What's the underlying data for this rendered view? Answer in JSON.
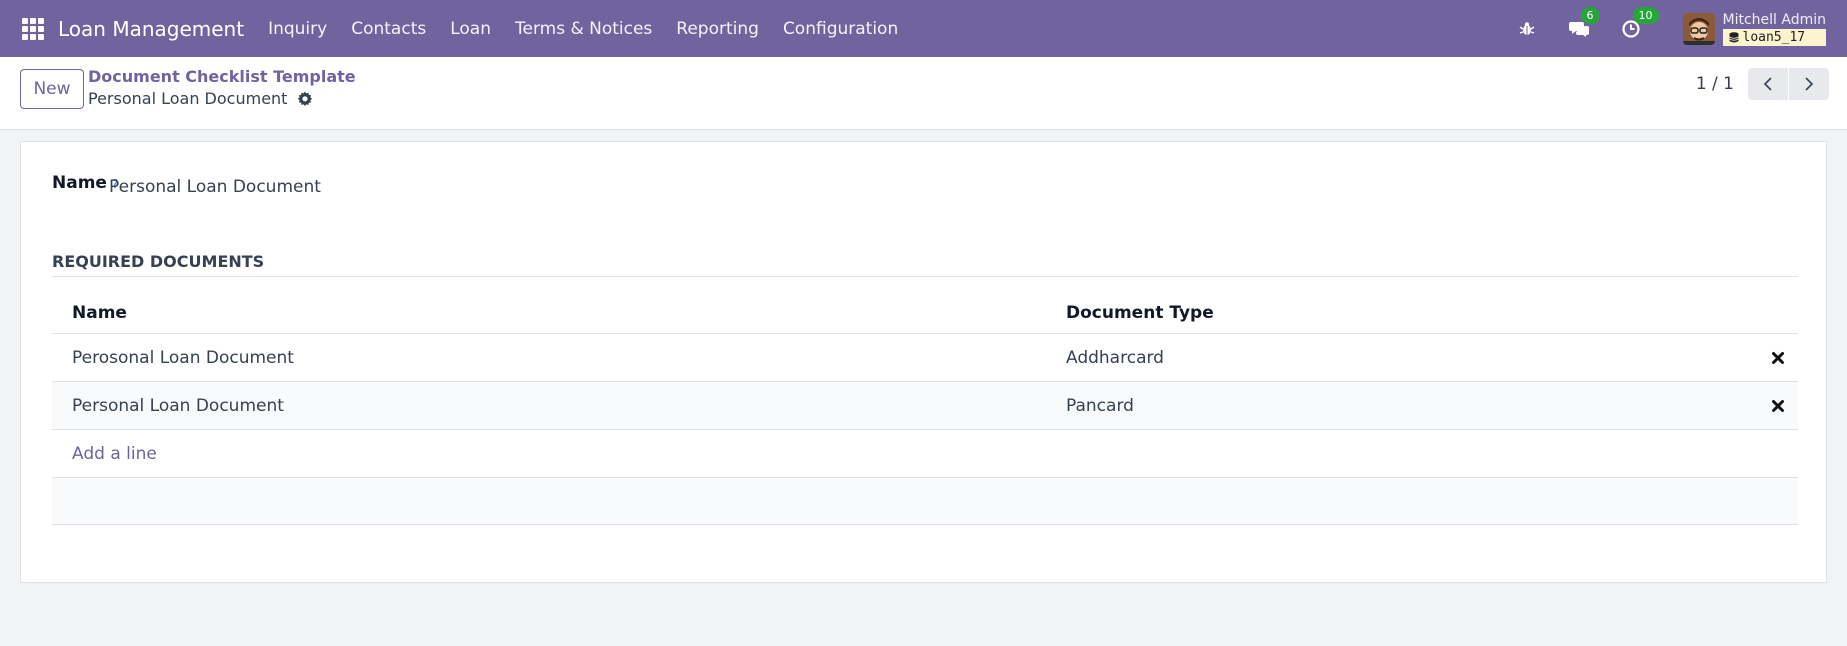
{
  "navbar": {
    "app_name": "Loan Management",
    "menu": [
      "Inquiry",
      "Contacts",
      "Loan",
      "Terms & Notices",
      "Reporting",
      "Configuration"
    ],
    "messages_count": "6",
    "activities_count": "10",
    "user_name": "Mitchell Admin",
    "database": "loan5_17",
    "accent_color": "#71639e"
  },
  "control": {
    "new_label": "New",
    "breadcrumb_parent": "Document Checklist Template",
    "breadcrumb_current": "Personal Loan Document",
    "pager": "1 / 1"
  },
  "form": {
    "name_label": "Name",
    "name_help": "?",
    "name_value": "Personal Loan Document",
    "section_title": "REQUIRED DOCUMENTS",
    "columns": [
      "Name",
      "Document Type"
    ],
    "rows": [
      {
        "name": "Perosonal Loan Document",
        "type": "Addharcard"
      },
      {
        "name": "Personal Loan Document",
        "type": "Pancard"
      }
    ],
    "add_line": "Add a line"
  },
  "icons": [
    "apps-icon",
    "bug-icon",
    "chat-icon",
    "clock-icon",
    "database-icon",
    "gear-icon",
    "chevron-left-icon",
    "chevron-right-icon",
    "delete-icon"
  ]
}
__________________________________________________
### Problem
How many lines of these entries contain "chevron"? Answer with the number and nothing else.

### Written solution
2